> Exercise details
Please format every line of the entries below as a Markdown table with the columns No. and Line, numbering each row and skipping blank lines. Leave the pictures out of the table.

Layout records:
#####

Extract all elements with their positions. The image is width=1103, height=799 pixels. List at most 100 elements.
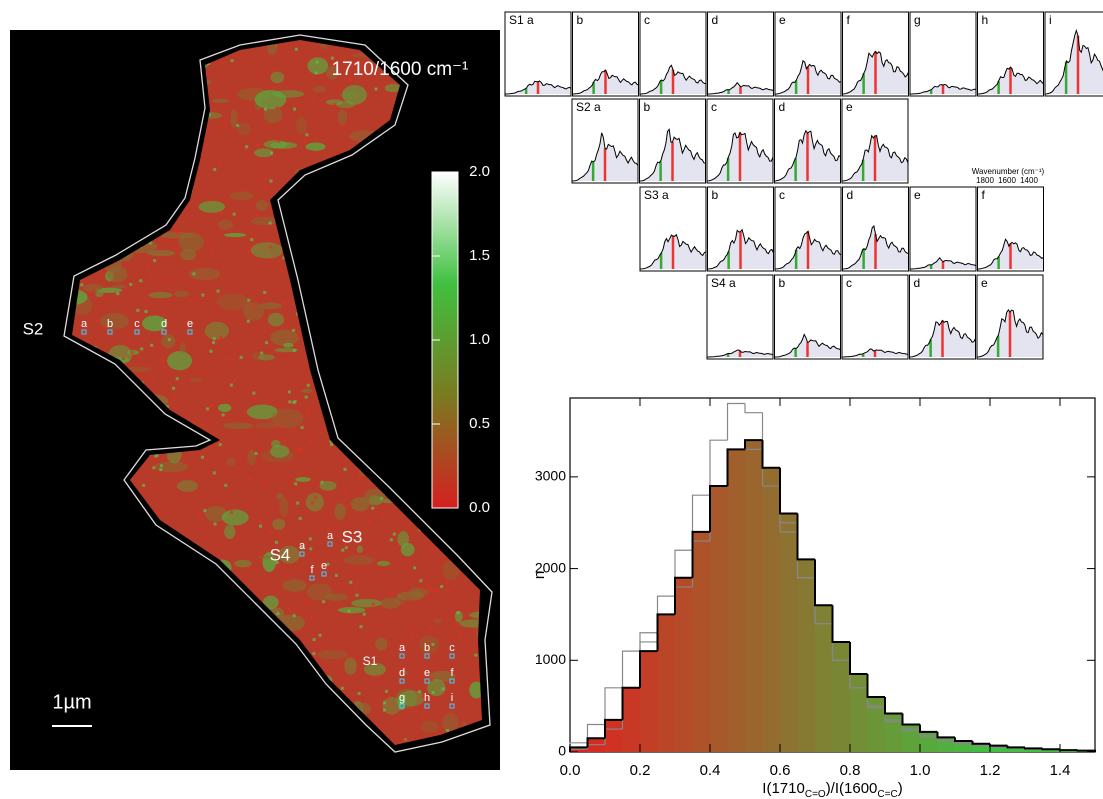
map-texture bbox=[282, 256, 286, 260]
map-texture bbox=[248, 477, 252, 481]
x-tick-label: 0.2 bbox=[630, 762, 651, 779]
spectrum-line bbox=[707, 81, 774, 95]
map-texture bbox=[324, 593, 349, 601]
map-texture bbox=[277, 259, 281, 263]
map-texture bbox=[301, 388, 313, 394]
histogram-bar bbox=[657, 614, 676, 752]
panel-label: i bbox=[1049, 13, 1052, 27]
map-texture bbox=[446, 728, 450, 732]
site-marker bbox=[399, 653, 405, 659]
map-texture bbox=[252, 391, 256, 395]
map-texture bbox=[308, 537, 312, 541]
histogram-outline bbox=[604, 687, 623, 725]
map-texture bbox=[400, 669, 409, 675]
map-texture bbox=[201, 293, 205, 297]
map-texture bbox=[159, 468, 163, 472]
map-texture bbox=[205, 505, 228, 522]
site-point-label: a bbox=[81, 318, 88, 330]
histogram-outline bbox=[1041, 748, 1060, 751]
spectrum-frame bbox=[1044, 11, 1103, 97]
map-texture bbox=[402, 739, 406, 743]
spectrum-frame bbox=[841, 98, 909, 184]
site-marker bbox=[134, 329, 140, 335]
map-texture bbox=[161, 239, 165, 243]
map-texture bbox=[272, 518, 286, 530]
map-texture bbox=[230, 510, 234, 514]
map-texture bbox=[103, 325, 107, 329]
histogram-bar bbox=[797, 559, 816, 752]
map-texture bbox=[426, 584, 430, 588]
map-texture bbox=[307, 410, 311, 414]
map-texture bbox=[179, 342, 186, 354]
spectrum-frame bbox=[504, 11, 572, 97]
map-texture bbox=[353, 584, 357, 588]
spectrum-line bbox=[842, 348, 908, 358]
map-texture bbox=[172, 386, 176, 390]
map-texture bbox=[385, 689, 389, 693]
map-title: 1710/1600 cm⁻¹ bbox=[332, 59, 469, 80]
map-texture bbox=[176, 480, 199, 492]
spectrum-line bbox=[706, 131, 774, 182]
spectrum-frame bbox=[639, 11, 707, 97]
histogram-outline bbox=[621, 686, 640, 720]
map-texture bbox=[217, 403, 232, 413]
histogram-bar bbox=[990, 745, 1008, 752]
map-texture bbox=[313, 100, 317, 104]
map-texture bbox=[219, 211, 223, 215]
map-texture bbox=[254, 90, 287, 110]
map-texture bbox=[270, 329, 299, 346]
map-texture bbox=[304, 395, 308, 399]
map-texture bbox=[344, 546, 348, 550]
map-texture bbox=[80, 283, 84, 287]
map-texture bbox=[154, 461, 188, 473]
map-texture bbox=[267, 312, 285, 327]
map-texture bbox=[271, 408, 304, 429]
map-texture bbox=[337, 606, 366, 614]
map-texture bbox=[325, 99, 344, 106]
map-texture bbox=[382, 696, 402, 715]
panel-label: e bbox=[914, 188, 921, 202]
spectrum-frame bbox=[842, 186, 909, 272]
histogram-outline bbox=[761, 440, 780, 469]
site-marker bbox=[424, 653, 430, 659]
map-texture bbox=[239, 355, 243, 359]
map-texture bbox=[221, 509, 249, 526]
map-texture bbox=[312, 85, 326, 93]
map-texture bbox=[349, 580, 353, 584]
site-marker bbox=[449, 653, 455, 659]
map-texture bbox=[380, 496, 384, 500]
map-texture bbox=[209, 349, 213, 353]
y-tick-label: 3000 bbox=[535, 468, 566, 484]
map-texture bbox=[269, 531, 273, 535]
map-texture bbox=[171, 242, 175, 246]
map-texture bbox=[305, 133, 309, 137]
map-texture bbox=[247, 449, 256, 466]
panel-label: b bbox=[712, 188, 719, 202]
site-point-label: b bbox=[107, 318, 113, 330]
map-texture bbox=[150, 377, 154, 381]
map-texture bbox=[312, 655, 316, 659]
histogram-outline bbox=[884, 696, 903, 715]
colorbar-tick-label: 2.0 bbox=[469, 163, 490, 180]
spectrum-frame bbox=[774, 98, 841, 184]
map-texture bbox=[306, 383, 310, 387]
map-texture bbox=[218, 443, 222, 447]
map-texture bbox=[419, 675, 423, 679]
histogram-bar bbox=[727, 449, 746, 752]
map-texture bbox=[95, 320, 99, 324]
histogram-bar bbox=[640, 651, 658, 752]
site-point-label: d bbox=[161, 318, 167, 330]
spectrum-frame bbox=[774, 186, 842, 272]
map-texture bbox=[246, 404, 278, 420]
map-texture bbox=[192, 272, 196, 276]
map-texture bbox=[292, 328, 296, 332]
map-texture bbox=[282, 342, 294, 348]
map-texture bbox=[383, 701, 387, 705]
x-axis-label-part: )/I(1600 bbox=[826, 780, 878, 797]
map-texture bbox=[357, 692, 361, 696]
histogram-bar bbox=[1025, 748, 1043, 752]
map-texture bbox=[236, 124, 240, 128]
map-texture bbox=[441, 687, 445, 691]
y-tick-label: 1000 bbox=[535, 651, 566, 667]
map-texture bbox=[349, 78, 353, 82]
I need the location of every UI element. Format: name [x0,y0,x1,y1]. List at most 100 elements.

#####

> Answer to the exercise
| No. | Line |
|---|---|
| 1 | Extract all elements with their positions. The image is width=1103, height=799 pixels. List at most 100 elements. |
| 2 | map-texture bbox=[282, 256, 286, 260] |
| 3 | map-texture bbox=[248, 477, 252, 481] |
| 4 | x-tick-label: 0.2 bbox=[630, 762, 651, 779] |
| 5 | spectrum-line bbox=[707, 81, 774, 95] |
| 6 | map-texture bbox=[324, 593, 349, 601] |
| 7 | map-texture bbox=[277, 259, 281, 263] |
| 8 | map-texture bbox=[301, 388, 313, 394] |
| 9 | histogram-bar bbox=[657, 614, 676, 752] |
| 10 | panel-label: i bbox=[1049, 13, 1052, 27] |
| 11 | map-texture bbox=[446, 728, 450, 732] |
| 12 | site-marker bbox=[399, 653, 405, 659] |
| 13 | map-texture bbox=[252, 391, 256, 395] |
| 14 | map-texture bbox=[308, 537, 312, 541] |
| 15 | histogram-outline bbox=[604, 687, 623, 725] |
| 16 | map-texture bbox=[400, 669, 409, 675] |
| 17 | map-texture bbox=[201, 293, 205, 297] |
| 18 | map-texture bbox=[159, 468, 163, 472] |
| 19 | map-texture bbox=[205, 505, 228, 522] |
| 20 | site-point-label: a bbox=[81, 318, 88, 330] |
| 21 | histogram-outline bbox=[1041, 748, 1060, 751] |
| 22 | spectrum-frame bbox=[1044, 11, 1103, 97] |
| 23 | map-texture bbox=[402, 739, 406, 743] |
| 24 | spectrum-frame bbox=[841, 98, 909, 184] |
| 25 | site-marker bbox=[134, 329, 140, 335] |
| 26 | map-texture bbox=[161, 239, 165, 243] |
| 27 | map-texture bbox=[272, 518, 286, 530] |
| 28 | map-texture bbox=[230, 510, 234, 514] |
| 29 | map-texture bbox=[103, 325, 107, 329] |
| 30 | histogram-bar bbox=[797, 559, 816, 752] |
| 31 | map-texture bbox=[426, 584, 430, 588] |
| 32 | map-texture bbox=[307, 410, 311, 414] |
| 33 | map-texture bbox=[179, 342, 186, 354] |
| 34 | spectrum-frame bbox=[504, 11, 572, 97] |
| 35 | map-texture bbox=[353, 584, 357, 588] |
| 36 | spectrum-line bbox=[842, 348, 908, 358] |
| 37 | map-texture bbox=[172, 386, 176, 390] |
| 38 | map-texture bbox=[385, 689, 389, 693] |
| 39 | map-title: 1710/1600 cm⁻¹ bbox=[332, 59, 469, 80] |
| 40 | map-texture bbox=[176, 480, 199, 492] |
| 41 | spectrum-line bbox=[706, 131, 774, 182] |
| 42 | spectrum-frame bbox=[639, 11, 707, 97] |
| 43 | histogram-outline bbox=[621, 686, 640, 720] |
| 44 | map-texture bbox=[217, 403, 232, 413] |
| 45 | histogram-bar bbox=[990, 745, 1008, 752] |
| 46 | map-texture bbox=[313, 100, 317, 104] |
| 47 | map-texture bbox=[219, 211, 223, 215] |
| 48 | map-texture bbox=[254, 90, 287, 110] |
| 49 | map-texture bbox=[270, 329, 299, 346] |
| 50 | map-texture bbox=[304, 395, 308, 399] |
| 51 | map-texture bbox=[344, 546, 348, 550] |
| 52 | map-texture bbox=[80, 283, 84, 287] |
| 53 | map-texture bbox=[154, 461, 188, 473] |
| 54 | map-texture bbox=[267, 312, 285, 327] |
| 55 | map-texture bbox=[271, 408, 304, 429] |
| 56 | map-texture bbox=[337, 606, 366, 614] |
| 57 | map-texture bbox=[325, 99, 344, 106] |
| 58 | map-texture bbox=[382, 696, 402, 715] |
| 59 | panel-label: e bbox=[914, 188, 921, 202] |
| 60 | spectrum-frame bbox=[842, 186, 909, 272] |
| 61 | histogram-outline bbox=[761, 440, 780, 469] |
| 62 | site-marker bbox=[424, 653, 430, 659] |
| 63 | map-texture bbox=[239, 355, 243, 359] |
| 64 | map-texture bbox=[221, 509, 249, 526] |
| 65 | map-texture bbox=[312, 85, 326, 93] |
| 66 | map-texture bbox=[349, 580, 353, 584] |
| 67 | site-marker bbox=[449, 653, 455, 659] |
| 68 | map-texture bbox=[380, 496, 384, 500] |
| 69 | map-texture bbox=[209, 349, 213, 353] |
| 70 | y-tick-label: 3000 bbox=[535, 468, 566, 484] |
| 71 | map-texture bbox=[269, 531, 273, 535] |
| 72 | map-texture bbox=[171, 242, 175, 246] |
| 73 | map-texture bbox=[305, 133, 309, 137] |
| 74 | map-texture bbox=[247, 449, 256, 466] |
| 75 | panel-label: b bbox=[712, 188, 719, 202] |
| 76 | site-point-label: b bbox=[107, 318, 113, 330] |
| 77 | map-texture bbox=[150, 377, 154, 381] |
| 78 | map-texture bbox=[312, 655, 316, 659] |
| 79 | histogram-outline bbox=[884, 696, 903, 715] |
| 80 | colorbar-tick-label: 2.0 bbox=[469, 163, 490, 180] |
| 81 | spectrum-frame bbox=[774, 98, 841, 184] |
| 82 | map-texture bbox=[306, 383, 310, 387] |
| 83 | map-texture bbox=[218, 443, 222, 447] |
| 84 | map-texture bbox=[419, 675, 423, 679] |
| 85 | histogram-bar bbox=[727, 449, 746, 752] |
| 86 | map-texture bbox=[95, 320, 99, 324] |
| 87 | histogram-bar bbox=[640, 651, 658, 752] |
| 88 | site-point-label: d bbox=[161, 318, 167, 330] |
| 89 | spectrum-frame bbox=[774, 186, 842, 272] |
| 90 | map-texture bbox=[246, 404, 278, 420] |
| 91 | map-texture bbox=[192, 272, 196, 276] |
| 92 | map-texture bbox=[292, 328, 296, 332] |
| 93 | map-texture bbox=[282, 342, 294, 348] |
| 94 | map-texture bbox=[383, 701, 387, 705] |
| 95 | x-axis-label-part: )/I(1600 bbox=[826, 780, 878, 797] |
| 96 | map-texture bbox=[357, 692, 361, 696] |
| 97 | histogram-bar bbox=[1025, 748, 1043, 752] |
| 98 | map-texture bbox=[236, 124, 240, 128] |
| 99 | map-texture bbox=[441, 687, 445, 691] |
| 100 | y-tick-label: 1000 bbox=[535, 651, 566, 667] |
| 101 | map-texture bbox=[349, 78, 353, 82] |
| 102 | I need the location of every UI element. Format: name [x0,y0,x1,y1]. List at most 100 elements. |